EXTRACTED DATA:
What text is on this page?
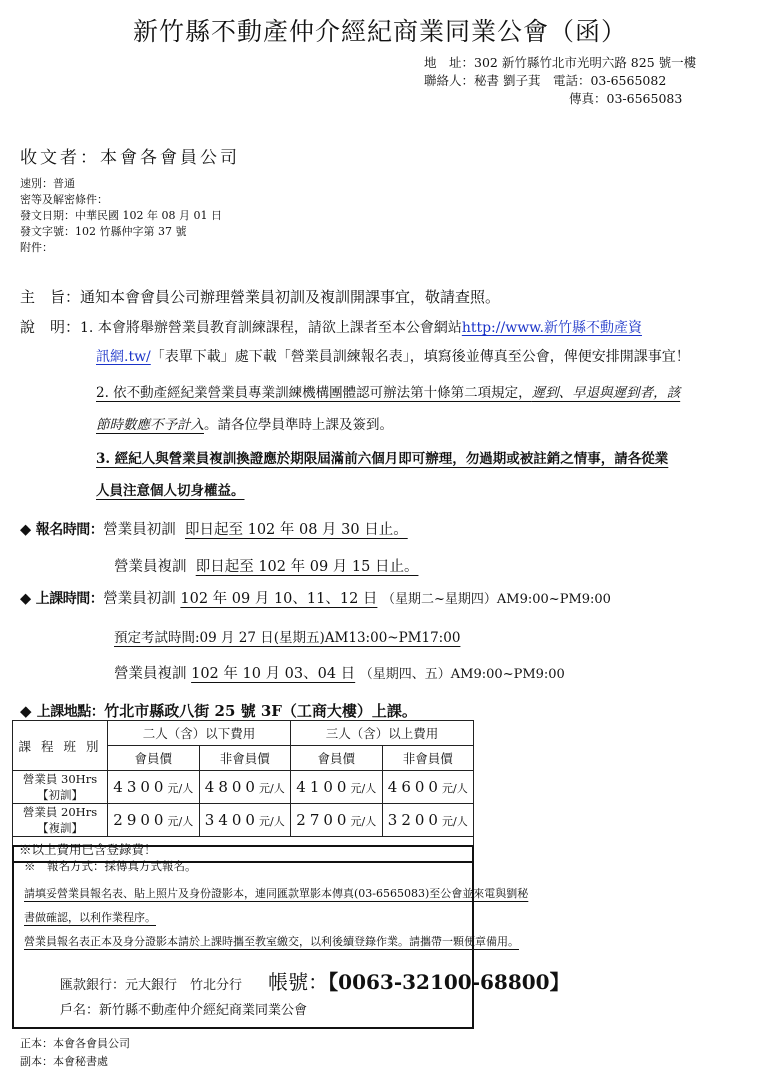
新竹縣不動產仲介經紀商業同業公會（函）
地　址：302 新竹縣竹北市光明六路 825 號一樓
聯絡人：秘書 劉子萁　電話：03-6565082
傳真：03-6565083
收文者：本會各會員公司
速別：普通
密等及解密條件：
發文日期：中華民國 102 年 08 月 01 日
發文字號：102 竹縣仲字第 37 號
附件：
主　旨：通知本會會員公司辦理營業員初訓及複訓開課事宜，敬請查照。
說　明：1. 本會將舉辦營業員教育訓練課程，請欲上課者至本公會網站http://www.新竹縣不動產資
訊網.tw/「表單下載」處下載「營業員訓練報名表」，填寫後並傳真至公會，俾便安排開課事宜！
2. 依不動產經紀業營業員專業訓練機構團體認可辦法第十條第二項規定，遲到、早退與遲到者，該
節時數應不予計入。請各位學員準時上課及簽到。
3. 經紀人與營業員複訓換證應於期限屆滿前六個月即可辦理，勿過期或被註銷之情事，請各從業
人員注意個人切身權益。
◆ 報名時間：營業員初訓 即日起至 102 年 08 月 30 日止。
營業員複訓 即日起至 102 年 09 月 15 日止。
◆ 上課時間：營業員初訓 102 年 09 月 10、11、12 日 （星期二~星期四）AM9:00~PM9:00
預定考試時間:09 月 27 日(星期五)AM13:00~PM17:00
營業員複訓 102 年 10 月 03、04 日 （星期四、五）AM9:00~PM9:00
◆ 上課地點：竹北市縣政八街 25 號 3F（工商大樓）上課。
課 程 班 別	二人（含）以下費用		三人（含）以上費用	
	會員價	非會員價	會員價	非會員價
營業員 30Hrs【初訓】	4300元/人	4800元/人	4100元/人	4600元/人
營業員 20Hrs【複訓】	2900元/人	3400元/人	2700元/人	3200元/人
※以上費用已含登錄費！				
※　報名方式：採傳真方式報名。
請填妥營業員報名表、貼上照片及身份證影本，連同匯款單影本傳真(03-6565083)至公會並來電與劉秘
書做確認，以利作業程序。
營業員報名表正本及身分證影本請於上課時攜至教室繳交，以利後續登錄作業。請攜帶一顆便章備用。
匯款銀行：元大銀行　竹北分行 帳號：【0063-32100-68800】
戶名：新竹縣不動產仲介經紀商業同業公會
正本：本會各會員公司
副本：本會秘書處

OBJECTIVE:
Tally the lines above that contain the word "新竹縣不動產仲介經紀商業同業公會", and reply with only the number.

TASK SOLUTION:
2